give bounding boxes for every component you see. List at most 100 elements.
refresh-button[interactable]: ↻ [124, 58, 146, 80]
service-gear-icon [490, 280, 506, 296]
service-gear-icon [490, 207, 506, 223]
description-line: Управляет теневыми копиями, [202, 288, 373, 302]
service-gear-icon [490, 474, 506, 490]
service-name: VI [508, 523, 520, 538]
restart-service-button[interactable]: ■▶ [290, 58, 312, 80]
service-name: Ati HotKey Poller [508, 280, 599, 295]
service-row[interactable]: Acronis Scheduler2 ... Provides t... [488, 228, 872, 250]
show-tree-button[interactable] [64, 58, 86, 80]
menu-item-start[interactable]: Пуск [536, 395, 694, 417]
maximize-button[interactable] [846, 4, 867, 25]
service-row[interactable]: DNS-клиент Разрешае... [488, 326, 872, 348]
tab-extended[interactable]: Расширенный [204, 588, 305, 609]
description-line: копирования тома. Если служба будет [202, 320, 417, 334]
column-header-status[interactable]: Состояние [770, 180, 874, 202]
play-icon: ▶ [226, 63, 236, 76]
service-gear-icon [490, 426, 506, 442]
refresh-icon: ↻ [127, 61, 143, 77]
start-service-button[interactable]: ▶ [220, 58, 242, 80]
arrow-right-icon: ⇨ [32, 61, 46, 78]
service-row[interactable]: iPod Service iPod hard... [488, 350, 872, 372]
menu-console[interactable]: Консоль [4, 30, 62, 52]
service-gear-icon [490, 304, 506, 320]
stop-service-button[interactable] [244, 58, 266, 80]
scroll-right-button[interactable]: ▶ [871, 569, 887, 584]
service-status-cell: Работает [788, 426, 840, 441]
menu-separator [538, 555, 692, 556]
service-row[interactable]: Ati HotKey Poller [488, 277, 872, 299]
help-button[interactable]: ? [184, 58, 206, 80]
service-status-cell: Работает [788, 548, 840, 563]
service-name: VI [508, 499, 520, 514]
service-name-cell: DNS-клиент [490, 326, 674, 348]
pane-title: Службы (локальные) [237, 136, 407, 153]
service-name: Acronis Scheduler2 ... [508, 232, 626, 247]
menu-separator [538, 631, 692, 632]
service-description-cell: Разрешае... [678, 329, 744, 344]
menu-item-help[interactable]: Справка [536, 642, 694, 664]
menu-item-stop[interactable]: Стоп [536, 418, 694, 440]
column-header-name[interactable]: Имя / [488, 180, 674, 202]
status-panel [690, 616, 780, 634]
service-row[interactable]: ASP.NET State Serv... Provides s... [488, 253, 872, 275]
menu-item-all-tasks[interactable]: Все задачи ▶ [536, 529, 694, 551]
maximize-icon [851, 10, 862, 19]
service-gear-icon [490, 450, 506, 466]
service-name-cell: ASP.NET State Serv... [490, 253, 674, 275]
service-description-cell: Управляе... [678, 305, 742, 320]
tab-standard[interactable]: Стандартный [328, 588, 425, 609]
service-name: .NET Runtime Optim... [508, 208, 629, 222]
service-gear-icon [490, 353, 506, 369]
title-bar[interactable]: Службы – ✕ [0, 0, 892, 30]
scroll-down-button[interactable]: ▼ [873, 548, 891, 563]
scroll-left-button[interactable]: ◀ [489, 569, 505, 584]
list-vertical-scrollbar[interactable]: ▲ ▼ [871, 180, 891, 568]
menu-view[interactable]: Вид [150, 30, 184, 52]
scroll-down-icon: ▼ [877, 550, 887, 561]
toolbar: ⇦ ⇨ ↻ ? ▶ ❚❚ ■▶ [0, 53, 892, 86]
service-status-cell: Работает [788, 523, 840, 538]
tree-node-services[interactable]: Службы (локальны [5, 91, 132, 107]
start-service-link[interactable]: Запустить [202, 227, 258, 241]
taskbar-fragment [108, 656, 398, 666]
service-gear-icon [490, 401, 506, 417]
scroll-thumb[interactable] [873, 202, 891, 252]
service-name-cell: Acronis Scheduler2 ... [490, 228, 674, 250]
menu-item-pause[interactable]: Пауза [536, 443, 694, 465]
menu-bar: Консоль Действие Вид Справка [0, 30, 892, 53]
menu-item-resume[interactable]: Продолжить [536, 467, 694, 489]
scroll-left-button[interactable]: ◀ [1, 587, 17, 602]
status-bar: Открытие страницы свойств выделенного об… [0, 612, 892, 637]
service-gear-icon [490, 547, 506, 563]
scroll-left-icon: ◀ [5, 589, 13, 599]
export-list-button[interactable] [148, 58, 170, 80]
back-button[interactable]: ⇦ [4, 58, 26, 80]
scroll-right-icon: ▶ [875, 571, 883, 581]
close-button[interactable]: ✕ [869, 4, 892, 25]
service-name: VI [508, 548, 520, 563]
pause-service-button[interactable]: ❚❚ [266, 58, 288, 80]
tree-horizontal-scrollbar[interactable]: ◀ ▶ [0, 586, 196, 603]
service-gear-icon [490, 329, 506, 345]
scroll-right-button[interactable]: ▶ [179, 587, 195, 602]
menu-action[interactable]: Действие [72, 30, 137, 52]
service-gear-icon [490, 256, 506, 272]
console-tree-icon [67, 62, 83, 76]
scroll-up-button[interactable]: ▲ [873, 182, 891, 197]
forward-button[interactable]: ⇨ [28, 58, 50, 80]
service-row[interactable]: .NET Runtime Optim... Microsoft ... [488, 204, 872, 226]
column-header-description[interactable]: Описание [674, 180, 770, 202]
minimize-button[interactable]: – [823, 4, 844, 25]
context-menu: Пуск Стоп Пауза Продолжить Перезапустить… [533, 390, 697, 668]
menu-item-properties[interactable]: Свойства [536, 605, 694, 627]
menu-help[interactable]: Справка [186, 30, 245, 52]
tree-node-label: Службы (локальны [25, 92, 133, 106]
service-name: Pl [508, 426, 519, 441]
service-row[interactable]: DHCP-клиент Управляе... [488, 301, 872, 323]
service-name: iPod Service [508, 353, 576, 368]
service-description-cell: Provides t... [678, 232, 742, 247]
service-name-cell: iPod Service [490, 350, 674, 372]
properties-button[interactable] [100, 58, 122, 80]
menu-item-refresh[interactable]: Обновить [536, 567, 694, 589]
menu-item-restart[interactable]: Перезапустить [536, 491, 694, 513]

## Problem to work on
Copy the material above word for word, every line from beginning to end.

## Answer for this exercise
give bounding boxes for every component you see. List at most 100 elements.
refresh-button[interactable]: ↻ [124, 58, 146, 80]
service-gear-icon [490, 280, 506, 296]
service-gear-icon [490, 207, 506, 223]
description-line: Управляет теневыми копиями, [202, 288, 373, 302]
service-gear-icon [490, 474, 506, 490]
service-name: VI [508, 523, 520, 538]
restart-service-button[interactable]: ■▶ [290, 58, 312, 80]
service-name: Ati HotKey Poller [508, 280, 599, 295]
service-row[interactable]: Acronis Scheduler2 ... Provides t... [488, 228, 872, 250]
show-tree-button[interactable] [64, 58, 86, 80]
menu-item-start[interactable]: Пуск [536, 395, 694, 417]
maximize-button[interactable] [846, 4, 867, 25]
service-row[interactable]: DNS-клиент Разрешае... [488, 326, 872, 348]
tab-extended[interactable]: Расширенный [204, 588, 305, 609]
description-line: копирования тома. Если служба будет [202, 320, 417, 334]
column-header-status[interactable]: Состояние [770, 180, 874, 202]
play-icon: ▶ [226, 63, 236, 76]
service-gear-icon [490, 426, 506, 442]
refresh-icon: ↻ [127, 61, 143, 77]
start-service-button[interactable]: ▶ [220, 58, 242, 80]
arrow-right-icon: ⇨ [32, 61, 46, 78]
service-row[interactable]: iPod Service iPod hard... [488, 350, 872, 372]
menu-console[interactable]: Консоль [4, 30, 62, 52]
service-gear-icon [490, 304, 506, 320]
stop-service-button[interactable] [244, 58, 266, 80]
scroll-right-button[interactable]: ▶ [871, 569, 887, 584]
service-status-cell: Работает [788, 426, 840, 441]
menu-separator [538, 555, 692, 556]
service-row[interactable]: Ati HotKey Poller [488, 277, 872, 299]
help-button[interactable]: ? [184, 58, 206, 80]
service-status-cell: Работает [788, 548, 840, 563]
service-name: VI [508, 499, 520, 514]
service-name-cell: DNS-клиент [490, 326, 674, 348]
pane-title: Службы (локальные) [237, 136, 407, 153]
service-name: Acronis Scheduler2 ... [508, 232, 626, 247]
menu-separator [538, 631, 692, 632]
service-description-cell: Разрешае... [678, 329, 744, 344]
menu-item-help[interactable]: Справка [536, 642, 694, 664]
menu-item-stop[interactable]: Стоп [536, 418, 694, 440]
column-header-name[interactable]: Имя / [488, 180, 674, 202]
status-panel [690, 616, 780, 634]
service-row[interactable]: ASP.NET State Serv... Provides s... [488, 253, 872, 275]
menu-item-all-tasks[interactable]: Все задачи ▶ [536, 529, 694, 551]
maximize-icon [851, 10, 862, 19]
service-gear-icon [490, 450, 506, 466]
service-name-cell: ASP.NET State Serv... [490, 253, 674, 275]
service-description-cell: Управляе... [678, 305, 742, 320]
tab-standard[interactable]: Стандартный [328, 588, 425, 609]
service-name: .NET Runtime Optim... [508, 208, 629, 222]
service-gear-icon [490, 353, 506, 369]
title-bar[interactable]: Службы – ✕ [0, 0, 892, 30]
scroll-down-button[interactable]: ▼ [873, 548, 891, 563]
scroll-left-button[interactable]: ◀ [489, 569, 505, 584]
list-vertical-scrollbar[interactable]: ▲ ▼ [871, 180, 891, 568]
menu-view[interactable]: Вид [150, 30, 184, 52]
scroll-down-icon: ▼ [877, 550, 887, 561]
toolbar: ⇦ ⇨ ↻ ? ▶ ❚❚ ■▶ [0, 53, 892, 86]
service-status-cell: Работает [788, 523, 840, 538]
tree-node-services[interactable]: Службы (локальны [5, 91, 132, 107]
start-service-link[interactable]: Запустить [202, 227, 258, 241]
taskbar-fragment [108, 656, 398, 666]
service-gear-icon [490, 401, 506, 417]
scroll-thumb[interactable] [873, 202, 891, 252]
service-name-cell: Acronis Scheduler2 ... [490, 228, 674, 250]
menu-item-pause[interactable]: Пауза [536, 443, 694, 465]
menu-bar: Консоль Действие Вид Справка [0, 30, 892, 53]
menu-item-resume[interactable]: Продолжить [536, 467, 694, 489]
scroll-left-button[interactable]: ◀ [1, 587, 17, 602]
status-bar: Открытие страницы свойств выделенного об… [0, 612, 892, 637]
service-gear-icon [490, 547, 506, 563]
scroll-left-icon: ◀ [5, 589, 13, 599]
export-list-button[interactable] [148, 58, 170, 80]
back-button[interactable]: ⇦ [4, 58, 26, 80]
scroll-right-icon: ▶ [875, 571, 883, 581]
close-button[interactable]: ✕ [869, 4, 892, 25]
service-name: VI [508, 548, 520, 563]
pause-service-button[interactable]: ❚❚ [266, 58, 288, 80]
tree-horizontal-scrollbar[interactable]: ◀ ▶ [0, 586, 196, 603]
service-gear-icon [490, 329, 506, 345]
scroll-right-button[interactable]: ▶ [179, 587, 195, 602]
menu-action[interactable]: Действие [72, 30, 137, 52]
service-gear-icon [490, 256, 506, 272]
console-tree-icon [67, 62, 83, 76]
scroll-up-button[interactable]: ▲ [873, 182, 891, 197]
forward-button[interactable]: ⇨ [28, 58, 50, 80]
service-row[interactable]: .NET Runtime Optim... Microsoft ... [488, 204, 872, 226]
column-header-description[interactable]: Описание [674, 180, 770, 202]
minimize-button[interactable]: – [823, 4, 844, 25]
context-menu: Пуск Стоп Пауза Продолжить Перезапустить… [533, 390, 697, 668]
menu-item-properties[interactable]: Свойства [536, 605, 694, 627]
menu-help[interactable]: Справка [186, 30, 245, 52]
tree-node-label: Службы (локальны [25, 92, 133, 106]
service-name: Pl [508, 426, 519, 441]
service-row[interactable]: DHCP-клиент Управляе... [488, 301, 872, 323]
service-name: iPod Service [508, 353, 576, 368]
service-description-cell: Provides t... [678, 232, 742, 247]
service-name-cell: iPod Service [490, 350, 674, 372]
properties-button[interactable] [100, 58, 122, 80]
menu-item-refresh[interactable]: Обновить [536, 567, 694, 589]
menu-item-restart[interactable]: Перезапустить [536, 491, 694, 513]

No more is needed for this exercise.